Work required
Convert each line of the material below into a JSON list of strings, one string per line, skipping any blank lines.

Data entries
■ ■ ■

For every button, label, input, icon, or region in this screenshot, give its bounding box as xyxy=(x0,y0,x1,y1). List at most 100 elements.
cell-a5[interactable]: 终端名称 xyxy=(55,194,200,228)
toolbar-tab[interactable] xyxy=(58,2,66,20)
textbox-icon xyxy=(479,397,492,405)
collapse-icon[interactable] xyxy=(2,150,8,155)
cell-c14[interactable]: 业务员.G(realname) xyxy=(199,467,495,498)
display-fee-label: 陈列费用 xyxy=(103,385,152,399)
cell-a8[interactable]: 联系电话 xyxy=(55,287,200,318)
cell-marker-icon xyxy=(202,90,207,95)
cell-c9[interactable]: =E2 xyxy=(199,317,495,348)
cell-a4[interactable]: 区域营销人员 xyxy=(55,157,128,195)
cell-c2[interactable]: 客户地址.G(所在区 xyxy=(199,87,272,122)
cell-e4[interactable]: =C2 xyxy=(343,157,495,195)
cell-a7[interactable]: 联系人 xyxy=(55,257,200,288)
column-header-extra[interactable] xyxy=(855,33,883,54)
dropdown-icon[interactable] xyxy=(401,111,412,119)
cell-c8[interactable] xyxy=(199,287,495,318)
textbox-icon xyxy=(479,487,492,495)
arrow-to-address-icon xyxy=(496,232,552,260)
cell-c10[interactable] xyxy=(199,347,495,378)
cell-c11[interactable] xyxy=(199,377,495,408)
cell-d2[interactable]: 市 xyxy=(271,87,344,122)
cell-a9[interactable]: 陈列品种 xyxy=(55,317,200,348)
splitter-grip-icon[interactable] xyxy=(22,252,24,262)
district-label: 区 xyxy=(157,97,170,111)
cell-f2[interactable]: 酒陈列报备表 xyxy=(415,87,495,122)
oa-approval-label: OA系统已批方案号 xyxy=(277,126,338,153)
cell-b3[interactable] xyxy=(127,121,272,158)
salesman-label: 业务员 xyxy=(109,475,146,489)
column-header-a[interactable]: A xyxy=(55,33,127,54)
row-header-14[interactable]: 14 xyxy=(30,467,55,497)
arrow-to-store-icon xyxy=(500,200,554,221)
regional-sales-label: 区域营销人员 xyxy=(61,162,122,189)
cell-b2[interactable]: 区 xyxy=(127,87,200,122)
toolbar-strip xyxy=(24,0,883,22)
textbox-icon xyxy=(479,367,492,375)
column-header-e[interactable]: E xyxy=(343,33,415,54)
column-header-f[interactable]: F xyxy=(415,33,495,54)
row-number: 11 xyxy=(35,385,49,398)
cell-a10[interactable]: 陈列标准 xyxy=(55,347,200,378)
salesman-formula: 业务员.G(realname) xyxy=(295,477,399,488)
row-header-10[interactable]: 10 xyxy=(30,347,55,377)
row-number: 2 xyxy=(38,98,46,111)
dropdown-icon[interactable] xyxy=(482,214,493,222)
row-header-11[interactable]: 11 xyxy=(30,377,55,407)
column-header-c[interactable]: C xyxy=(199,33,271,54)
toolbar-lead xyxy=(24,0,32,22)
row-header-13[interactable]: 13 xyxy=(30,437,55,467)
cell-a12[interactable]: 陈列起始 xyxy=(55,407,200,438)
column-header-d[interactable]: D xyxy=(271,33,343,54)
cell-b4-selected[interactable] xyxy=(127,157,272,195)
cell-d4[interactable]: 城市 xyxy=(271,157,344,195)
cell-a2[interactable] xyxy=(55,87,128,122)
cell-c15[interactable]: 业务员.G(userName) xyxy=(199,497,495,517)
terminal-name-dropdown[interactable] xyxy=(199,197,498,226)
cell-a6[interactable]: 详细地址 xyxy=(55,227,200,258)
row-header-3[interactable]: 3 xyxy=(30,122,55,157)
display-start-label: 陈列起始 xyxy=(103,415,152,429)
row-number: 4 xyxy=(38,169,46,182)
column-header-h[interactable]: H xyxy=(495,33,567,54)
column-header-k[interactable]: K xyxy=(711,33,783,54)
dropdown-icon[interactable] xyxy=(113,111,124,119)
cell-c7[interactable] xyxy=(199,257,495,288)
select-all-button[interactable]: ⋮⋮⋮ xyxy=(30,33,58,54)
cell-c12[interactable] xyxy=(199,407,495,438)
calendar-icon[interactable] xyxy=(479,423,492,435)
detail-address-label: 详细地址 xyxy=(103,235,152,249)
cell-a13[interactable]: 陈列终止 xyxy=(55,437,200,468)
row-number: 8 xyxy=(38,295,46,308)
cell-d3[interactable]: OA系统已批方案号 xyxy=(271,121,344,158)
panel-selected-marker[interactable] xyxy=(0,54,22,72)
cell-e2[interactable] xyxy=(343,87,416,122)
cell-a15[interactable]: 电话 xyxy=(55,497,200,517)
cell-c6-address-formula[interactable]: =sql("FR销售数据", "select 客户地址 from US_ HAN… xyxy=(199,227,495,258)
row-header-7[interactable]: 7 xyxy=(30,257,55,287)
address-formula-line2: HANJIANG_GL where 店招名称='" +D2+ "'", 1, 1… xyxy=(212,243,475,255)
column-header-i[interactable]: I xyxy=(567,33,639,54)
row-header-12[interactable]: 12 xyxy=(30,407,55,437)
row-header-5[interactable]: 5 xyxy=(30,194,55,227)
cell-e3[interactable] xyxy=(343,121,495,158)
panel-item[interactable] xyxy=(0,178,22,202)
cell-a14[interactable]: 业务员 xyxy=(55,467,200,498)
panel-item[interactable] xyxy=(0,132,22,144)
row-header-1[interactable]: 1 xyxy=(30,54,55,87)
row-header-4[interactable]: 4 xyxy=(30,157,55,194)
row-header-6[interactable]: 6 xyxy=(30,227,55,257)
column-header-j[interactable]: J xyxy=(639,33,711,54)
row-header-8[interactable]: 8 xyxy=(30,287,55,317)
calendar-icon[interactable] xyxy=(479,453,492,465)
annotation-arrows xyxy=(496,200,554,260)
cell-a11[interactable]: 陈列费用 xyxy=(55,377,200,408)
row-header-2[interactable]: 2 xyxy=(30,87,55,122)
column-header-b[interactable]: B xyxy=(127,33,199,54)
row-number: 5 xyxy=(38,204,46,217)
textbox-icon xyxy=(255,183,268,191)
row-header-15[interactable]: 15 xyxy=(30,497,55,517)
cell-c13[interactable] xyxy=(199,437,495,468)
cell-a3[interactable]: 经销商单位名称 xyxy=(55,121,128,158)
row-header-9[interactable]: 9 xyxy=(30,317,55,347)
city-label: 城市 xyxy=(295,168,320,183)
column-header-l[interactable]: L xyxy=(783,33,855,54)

■ ■ ■

Finished answer
[
  "For every button, label, input, icon, or region in this screenshot, give its bounding box as xyxy=(x0,y0,x1,y1). List at most 100 elements.",
  "cell-a5[interactable]: 终端名称 xyxy=(55,194,200,228)",
  "toolbar-tab[interactable] xyxy=(58,2,66,20)",
  "textbox-icon xyxy=(479,397,492,405)",
  "collapse-icon[interactable] xyxy=(2,150,8,155)",
  "cell-c14[interactable]: 业务员.G(realname) xyxy=(199,467,495,498)",
  "display-fee-label: 陈列费用 xyxy=(103,385,152,399)",
  "cell-a8[interactable]: 联系电话 xyxy=(55,287,200,318)",
  "cell-marker-icon xyxy=(202,90,207,95)",
  "cell-c9[interactable]: =E2 xyxy=(199,317,495,348)",
  "cell-a4[interactable]: 区域营销人员 xyxy=(55,157,128,195)",
  "cell-c2[interactable]: 客户地址.G(所在区 xyxy=(199,87,272,122)",
  "cell-e4[interactable]: =C2 xyxy=(343,157,495,195)",
  "cell-a7[interactable]: 联系人 xyxy=(55,257,200,288)",
  "column-header-extra[interactable] xyxy=(855,33,883,54)",
  "dropdown-icon[interactable] xyxy=(401,111,412,119)",
  "cell-c8[interactable] xyxy=(199,287,495,318)",
  "textbox-icon xyxy=(479,487,492,495)",
  "arrow-to-address-icon xyxy=(496,232,552,260)",
  "cell-c10[interactable] xyxy=(199,347,495,378)",
  "cell-c11[interactable] xyxy=(199,377,495,408)",
  "cell-d2[interactable]: 市 xyxy=(271,87,344,122)",
  "cell-a9[interactable]: 陈列品种 xyxy=(55,317,200,348)",
  "splitter-grip-icon[interactable] xyxy=(22,252,24,262)",
  "district-label: 区 xyxy=(157,97,170,111)",
  "cell-f2[interactable]: 酒陈列报备表 xyxy=(415,87,495,122)",
  "oa-approval-label: OA系统已批方案号 xyxy=(277,126,338,153)",
  "cell-b3[interactable] xyxy=(127,121,272,158)",
  "salesman-label: 业务员 xyxy=(109,475,146,489)",
  "column-header-a[interactable]: A xyxy=(55,33,127,54)",
  "row-header-14[interactable]: 14 xyxy=(30,467,55,497)",
  "arrow-to-store-icon xyxy=(500,200,554,221)",
  "regional-sales-label: 区域营销人员 xyxy=(61,162,122,189)",
  "cell-b2[interactable]: 区 xyxy=(127,87,200,122)",
  "toolbar-strip xyxy=(24,0,883,22)",
  "textbox-icon xyxy=(479,367,492,375)",
  "column-header-e[interactable]: E xyxy=(343,33,415,54)",
  "column-header-f[interactable]: F xyxy=(415,33,495,54)",
  "row-number: 11 xyxy=(35,385,49,398)",
  "cell-a10[interactable]: 陈列标准 xyxy=(55,347,200,378)",
  "salesman-formula: 业务员.G(realname) xyxy=(295,477,399,488)",
  "row-header-10[interactable]: 10 xyxy=(30,347,55,377)",
  "row-number: 2 xyxy=(38,98,46,111)",
  "dropdown-icon[interactable] xyxy=(482,214,493,222)",
  "row-header-11[interactable]: 11 xyxy=(30,377,55,407)",
  "column-header-c[interactable]: C xyxy=(199,33,271,54)",
  "toolbar-lead xyxy=(24,0,32,22)",
  "row-header-13[interactable]: 13 xyxy=(30,437,55,467)",
  "cell-a12[interactable]: 陈列起始 xyxy=(55,407,200,438)",
  "column-header-d[interactable]: D xyxy=(271,33,343,54)",
  "cell-b4-selected[interactable] xyxy=(127,157,272,195)",
  "cell-d4[interactable]: 城市 xyxy=(271,157,344,195)",
  "cell-a2[interactable] xyxy=(55,87,128,122)",
  "cell-c15[interactable]: 业务员.G(userName) xyxy=(199,497,495,517)",
  "terminal-name-dropdown[interactable] xyxy=(199,197,498,226)",
  "cell-a6[interactable]: 详细地址 xyxy=(55,227,200,258)",
  "row-header-3[interactable]: 3 xyxy=(30,122,55,157)",
  "display-start-label: 陈列起始 xyxy=(103,415,152,429)",
  "row-number: 4 xyxy=(38,169,46,182)",
  "column-header-h[interactable]: H xyxy=(495,33,567,54)",
  "column-header-k[interactable]: K xyxy=(711,33,783,54)",
  "dropdown-icon[interactable] xyxy=(113,111,124,119)",
  "cell-c7[interactable] xyxy=(199,257,495,288)",
  "select-all-button[interactable]: ⋮⋮⋮ xyxy=(30,33,58,54)",
  "cell-c12[interactable] xyxy=(199,407,495,438)",
  "calendar-icon[interactable] xyxy=(479,423,492,435)",
  "detail-address-label: 详细地址 xyxy=(103,235,152,249)",
  "cell-a13[interactable]: 陈列终止 xyxy=(55,437,200,468)",
  "row-number: 8 xyxy=(38,295,46,308)",
  "cell-d3[interactable]: OA系统已批方案号 xyxy=(271,121,344,158)",
  "panel-selected-marker[interactable] xyxy=(0,54,22,72)",
  "cell-e2[interactable] xyxy=(343,87,416,122)",
  "cell-a15[interactable]: 电话 xyxy=(55,497,200,517)",
  "cell-c6-address-formula[interactable]: =sql(\"FR销售数据\", \"select 客户地址 from US_ HAN… xyxy=(199,227,495,258)",
  "row-header-7[interactable]: 7 xyxy=(30,257,55,287)",
  "address-formula-line2: HANJIANG_GL where 店招名称='\" +D2+ \"'\", 1, 1… xyxy=(212,243,475,255)",
  "column-header-i[interactable]: I xyxy=(567,33,639,54)",
  "row-header-12[interactable]: 12 xyxy=(30,407,55,437)",
  "row-header-5[interactable]: 5 xyxy=(30,194,55,227)",
  "cell-e3[interactable] xyxy=(343,121,495,158)",
  "panel-item[interactable] xyxy=(0,178,22,202)",
  "cell-a14[interactable]: 业务员 xyxy=(55,467,200,498)",
  "panel-item[interactable] xyxy=(0,132,22,144)",
  "row-header-1[interactable]: 1 xyxy=(30,54,55,87)",
  "row-header-4[interactable]: 4 xyxy=(30,157,55,194)",
  "row-header-6[interactable]: 6 xyxy=(30,227,55,257)",
  "column-header-j[interactable]: J xyxy=(639,33,711,54)",
  "row-header-8[interactable]: 8 xyxy=(30,287,55,317)",
  "calendar-icon[interactable] xyxy=(479,453,492,465)",
  "annotation-arrows xyxy=(496,200,554,260)",
  "cell-a11[interactable]: 陈列费用 xyxy=(55,377,200,408)",
  "row-header-2[interactable]: 2 xyxy=(30,87,55,122)",
  "column-header-b[interactable]: B xyxy=(127,33,199,54)",
  "row-number: 5 xyxy=(38,204,46,217)",
  "textbox-icon xyxy=(255,183,268,191)",
  "row-header-15[interactable]: 15 xyxy=(30,497,55,517)",
  "cell-c13[interactable] xyxy=(199,437,495,468)",
  "cell-a3[interactable]: 经销商单位名称 xyxy=(55,121,128,158)",
  "row-header-9[interactable]: 9 xyxy=(30,317,55,347)",
  "city-label: 城市 xyxy=(295,168,320,183)",
  "column-header-l[interactable]: L xyxy=(783,33,855,54)"
]